**What is being asked:** Write out every entry, unchanged. Skip any picture.

**Records shown:**
================================
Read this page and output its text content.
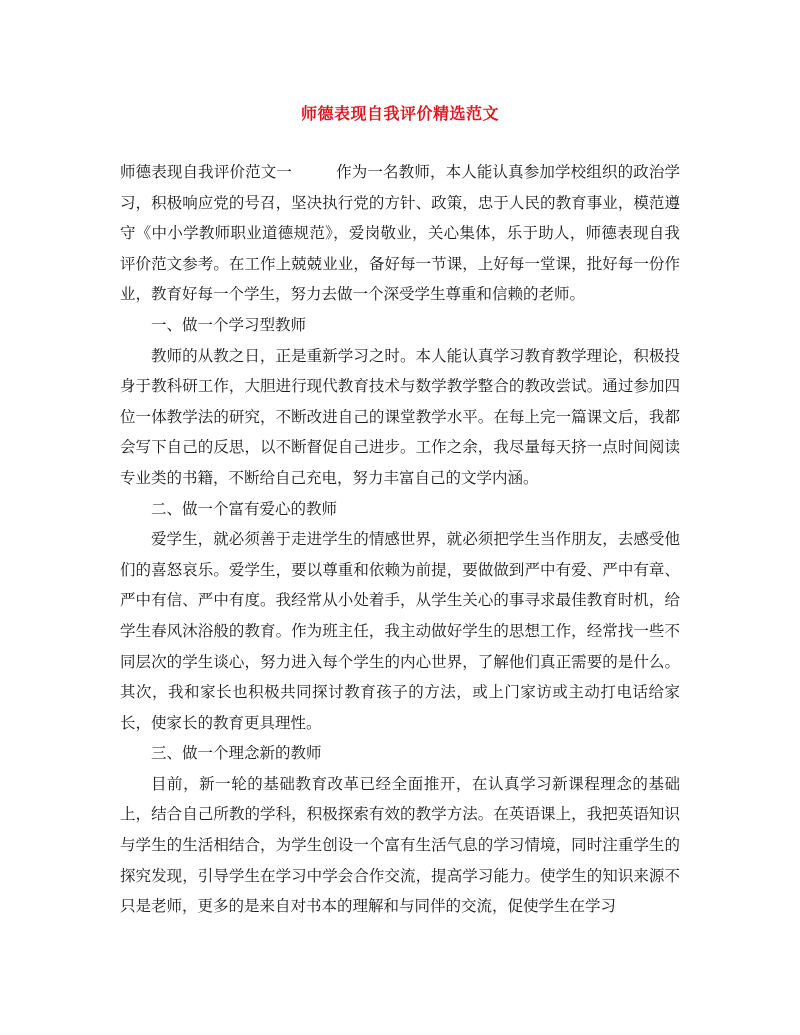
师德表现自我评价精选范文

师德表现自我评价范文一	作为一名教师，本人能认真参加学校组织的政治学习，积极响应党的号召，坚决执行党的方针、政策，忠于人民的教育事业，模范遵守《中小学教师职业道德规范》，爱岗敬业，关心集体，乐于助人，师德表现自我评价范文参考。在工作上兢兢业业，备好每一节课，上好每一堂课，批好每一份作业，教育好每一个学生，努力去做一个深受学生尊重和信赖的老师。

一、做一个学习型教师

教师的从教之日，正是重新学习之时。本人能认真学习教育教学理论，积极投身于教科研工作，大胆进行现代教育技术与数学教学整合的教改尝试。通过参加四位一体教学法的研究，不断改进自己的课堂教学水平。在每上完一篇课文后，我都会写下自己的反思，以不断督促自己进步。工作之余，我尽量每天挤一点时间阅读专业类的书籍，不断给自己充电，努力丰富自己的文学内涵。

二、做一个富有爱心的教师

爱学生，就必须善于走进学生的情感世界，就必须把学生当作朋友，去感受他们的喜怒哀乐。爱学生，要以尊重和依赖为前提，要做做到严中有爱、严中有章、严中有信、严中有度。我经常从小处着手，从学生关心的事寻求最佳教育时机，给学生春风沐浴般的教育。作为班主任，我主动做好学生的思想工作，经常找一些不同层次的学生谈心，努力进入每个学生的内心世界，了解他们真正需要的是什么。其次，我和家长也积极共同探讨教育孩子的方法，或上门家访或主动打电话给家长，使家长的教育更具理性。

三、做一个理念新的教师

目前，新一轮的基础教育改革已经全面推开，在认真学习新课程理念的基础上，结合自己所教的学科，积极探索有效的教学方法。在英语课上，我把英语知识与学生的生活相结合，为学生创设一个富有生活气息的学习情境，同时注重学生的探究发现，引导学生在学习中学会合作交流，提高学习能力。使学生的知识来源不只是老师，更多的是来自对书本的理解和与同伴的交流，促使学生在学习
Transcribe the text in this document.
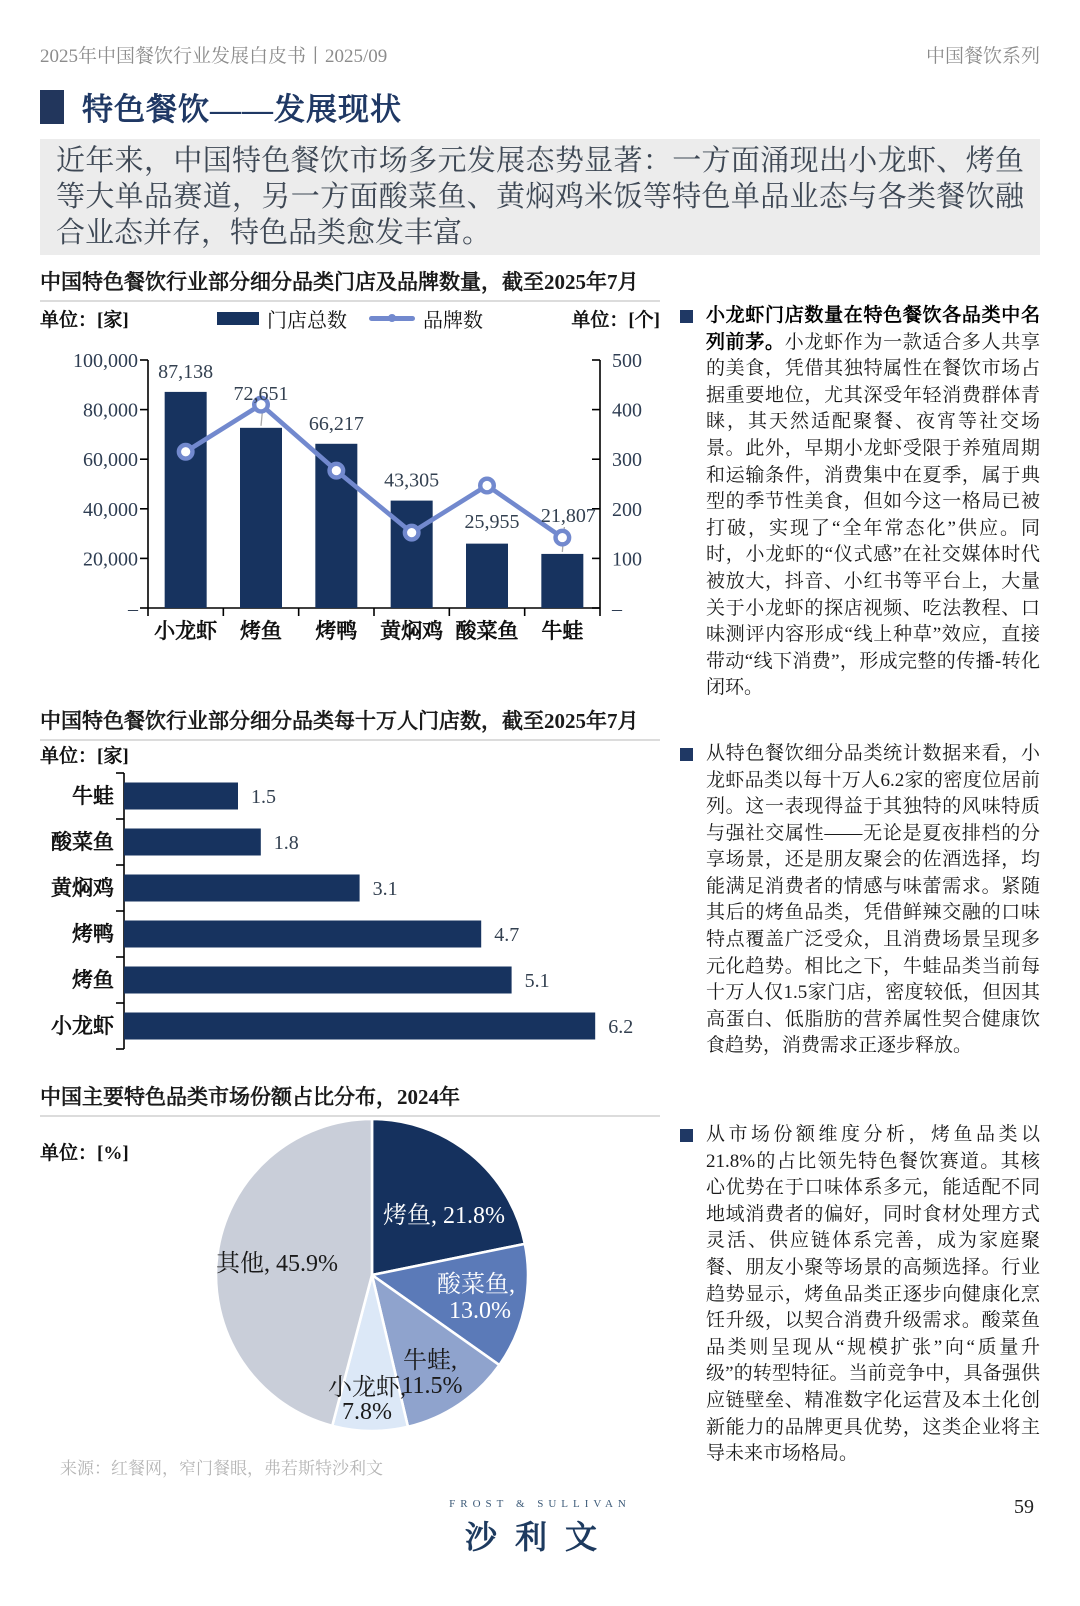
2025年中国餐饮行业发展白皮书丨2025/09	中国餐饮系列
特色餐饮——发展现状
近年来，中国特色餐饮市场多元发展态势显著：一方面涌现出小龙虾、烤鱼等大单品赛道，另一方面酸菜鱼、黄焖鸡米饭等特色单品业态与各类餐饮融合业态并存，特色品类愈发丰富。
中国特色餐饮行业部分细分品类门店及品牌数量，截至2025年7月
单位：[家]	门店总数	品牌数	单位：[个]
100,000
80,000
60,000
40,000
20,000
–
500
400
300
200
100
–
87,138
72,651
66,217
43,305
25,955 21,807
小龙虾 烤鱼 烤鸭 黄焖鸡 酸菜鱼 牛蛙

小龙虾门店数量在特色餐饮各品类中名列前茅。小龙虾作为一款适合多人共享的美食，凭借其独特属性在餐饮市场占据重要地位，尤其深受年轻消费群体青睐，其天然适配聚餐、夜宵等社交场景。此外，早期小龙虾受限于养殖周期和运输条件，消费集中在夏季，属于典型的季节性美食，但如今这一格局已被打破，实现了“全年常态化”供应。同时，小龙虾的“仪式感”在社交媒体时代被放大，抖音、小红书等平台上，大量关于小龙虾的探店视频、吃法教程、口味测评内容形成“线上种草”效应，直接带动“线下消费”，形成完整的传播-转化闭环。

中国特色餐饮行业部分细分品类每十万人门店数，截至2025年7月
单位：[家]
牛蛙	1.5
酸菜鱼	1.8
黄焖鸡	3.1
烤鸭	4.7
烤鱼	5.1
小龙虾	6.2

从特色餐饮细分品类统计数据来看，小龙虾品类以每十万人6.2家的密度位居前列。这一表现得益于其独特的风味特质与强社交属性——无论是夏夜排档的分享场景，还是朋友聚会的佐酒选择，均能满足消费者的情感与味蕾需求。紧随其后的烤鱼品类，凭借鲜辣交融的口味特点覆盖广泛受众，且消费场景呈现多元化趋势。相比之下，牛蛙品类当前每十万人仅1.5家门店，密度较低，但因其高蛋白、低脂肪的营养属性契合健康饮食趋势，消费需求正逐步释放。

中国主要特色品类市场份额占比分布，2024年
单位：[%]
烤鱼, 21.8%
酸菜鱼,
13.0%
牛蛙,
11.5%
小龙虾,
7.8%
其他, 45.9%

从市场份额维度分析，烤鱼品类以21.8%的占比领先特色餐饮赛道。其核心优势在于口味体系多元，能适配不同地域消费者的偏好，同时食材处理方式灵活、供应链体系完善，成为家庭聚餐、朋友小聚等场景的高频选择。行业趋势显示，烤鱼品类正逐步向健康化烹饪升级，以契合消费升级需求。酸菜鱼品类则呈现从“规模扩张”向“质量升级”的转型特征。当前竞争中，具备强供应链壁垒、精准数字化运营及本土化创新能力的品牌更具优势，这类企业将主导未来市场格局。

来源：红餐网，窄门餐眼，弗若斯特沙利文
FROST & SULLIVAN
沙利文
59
================================
**Solution below:**
Read this page and output its text content.
师德表现自我评价精选范文

师德表现自我评价范文一	作为一名教师，本人能认真参加学校组织的政治学习，积极响应党的号召，坚决执行党的方针、政策，忠于人民的教育事业，模范遵守《中小学教师职业道德规范》，爱岗敬业，关心集体，乐于助人，师德表现自我评价范文参考。在工作上兢兢业业，备好每一节课，上好每一堂课，批好每一份作业，教育好每一个学生，努力去做一个深受学生尊重和信赖的老师。

一、做一个学习型教师

教师的从教之日，正是重新学习之时。本人能认真学习教育教学理论，积极投身于教科研工作，大胆进行现代教育技术与数学教学整合的教改尝试。通过参加四位一体教学法的研究，不断改进自己的课堂教学水平。在每上完一篇课文后，我都会写下自己的反思，以不断督促自己进步。工作之余，我尽量每天挤一点时间阅读专业类的书籍，不断给自己充电，努力丰富自己的文学内涵。

二、做一个富有爱心的教师

爱学生，就必须善于走进学生的情感世界，就必须把学生当作朋友，去感受他们的喜怒哀乐。爱学生，要以尊重和依赖为前提，要做做到严中有爱、严中有章、严中有信、严中有度。我经常从小处着手，从学生关心的事寻求最佳教育时机，给学生春风沐浴般的教育。作为班主任，我主动做好学生的思想工作，经常找一些不同层次的学生谈心，努力进入每个学生的内心世界，了解他们真正需要的是什么。其次，我和家长也积极共同探讨教育孩子的方法，或上门家访或主动打电话给家长，使家长的教育更具理性。

三、做一个理念新的教师

目前，新一轮的基础教育改革已经全面推开，在认真学习新课程理念的基础上，结合自己所教的学科，积极探索有效的教学方法。在英语课上，我把英语知识与学生的生活相结合，为学生创设一个富有生活气息的学习情境，同时注重学生的探究发现，引导学生在学习中学会合作交流，提高学习能力。使学生的知识来源不只是老师，更多的是来自对书本的理解和与同伴的交流，促使学生在学习
Transcribe the text in this document.
2025年中国餐饮行业发展白皮书丨2025/09	中国餐饮系列
特色餐饮——发展现状
近年来，中国特色餐饮市场多元发展态势显著：一方面涌现出小龙虾、烤鱼等大单品赛道，另一方面酸菜鱼、黄焖鸡米饭等特色单品业态与各类餐饮融合业态并存，特色品类愈发丰富。
中国特色餐饮行业部分细分品类门店及品牌数量，截至2025年7月
单位：[家]	门店总数	品牌数	单位：[个]
100,000
80,000
60,000
40,000
20,000
–
500
400
300
200
100
–
87,138
72,651
66,217
43,305
25,955 21,807
小龙虾 烤鱼 烤鸭 黄焖鸡 酸菜鱼 牛蛙

小龙虾门店数量在特色餐饮各品类中名列前茅。小龙虾作为一款适合多人共享的美食，凭借其独特属性在餐饮市场占据重要地位，尤其深受年轻消费群体青睐，其天然适配聚餐、夜宵等社交场景。此外，早期小龙虾受限于养殖周期和运输条件，消费集中在夏季，属于典型的季节性美食，但如今这一格局已被打破，实现了“全年常态化”供应。同时，小龙虾的“仪式感”在社交媒体时代被放大，抖音、小红书等平台上，大量关于小龙虾的探店视频、吃法教程、口味测评内容形成“线上种草”效应，直接带动“线下消费”，形成完整的传播-转化闭环。

中国特色餐饮行业部分细分品类每十万人门店数，截至2025年7月
单位：[家]
牛蛙	1.5
酸菜鱼	1.8
黄焖鸡	3.1
烤鸭	4.7
烤鱼	5.1
小龙虾	6.2

从特色餐饮细分品类统计数据来看，小龙虾品类以每十万人6.2家的密度位居前列。这一表现得益于其独特的风味特质与强社交属性——无论是夏夜排档的分享场景，还是朋友聚会的佐酒选择，均能满足消费者的情感与味蕾需求。紧随其后的烤鱼品类，凭借鲜辣交融的口味特点覆盖广泛受众，且消费场景呈现多元化趋势。相比之下，牛蛙品类当前每十万人仅1.5家门店，密度较低，但因其高蛋白、低脂肪的营养属性契合健康饮食趋势，消费需求正逐步释放。

中国主要特色品类市场份额占比分布，2024年
单位：[%]
烤鱼, 21.8%
酸菜鱼,
13.0%
牛蛙,
11.5%
小龙虾,
7.8%
其他, 45.9%

从市场份额维度分析，烤鱼品类以21.8%的占比领先特色餐饮赛道。其核心优势在于口味体系多元，能适配不同地域消费者的偏好，同时食材处理方式灵活、供应链体系完善，成为家庭聚餐、朋友小聚等场景的高频选择。行业趋势显示，烤鱼品类正逐步向健康化烹饪升级，以契合消费升级需求。酸菜鱼品类则呈现从“规模扩张”向“质量升级”的转型特征。当前竞争中，具备强供应链壁垒、精准数字化运营及本土化创新能力的品牌更具优势，这类企业将主导未来市场格局。

来源：红餐网，窄门餐眼，弗若斯特沙利文
FROST & SULLIVAN
沙利文
59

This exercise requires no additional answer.